++++ RECORD SET ++++

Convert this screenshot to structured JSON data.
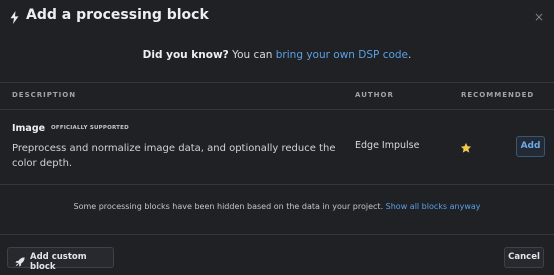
{
  "header": {
    "title": "Add a processing block",
    "bolt_icon": "lightning-bolt-icon",
    "close_icon": "close-icon",
    "close_glyph": "×"
  },
  "tip": {
    "prefix": "Did you know?",
    "middle": "You can",
    "link": "bring your own DSP code",
    "suffix": "."
  },
  "table": {
    "columns": [
      "DESCRIPTION",
      "AUTHOR",
      "RECOMMENDED"
    ],
    "rows": [
      {
        "title": "Image",
        "badge": "OFFICIALLY SUPPORTED",
        "description": "Preprocess and normalize image data, and optionally reduce the color depth.",
        "author": "Edge Impulse",
        "recommended": true,
        "recommended_icon": "star-icon",
        "action_label": "Add"
      }
    ]
  },
  "hidden_note": {
    "text": "Some processing blocks have been hidden based on the data in your project.",
    "link": "Show all blocks anyway"
  },
  "footer": {
    "custom_label": "Add custom block",
    "custom_icon": "rocket-icon",
    "cancel_label": "Cancel"
  },
  "colors": {
    "background": "#1f2124",
    "link": "#5aa0e6",
    "star": "#f2c94c"
  }
}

++++

Pick out, from the lines above, every one that contains the string "your".

**CORRECT OUTPUT:**
    "link": "bring your own DSP code",
    "text": "Some processing blocks have been hidden based on the data in your project.",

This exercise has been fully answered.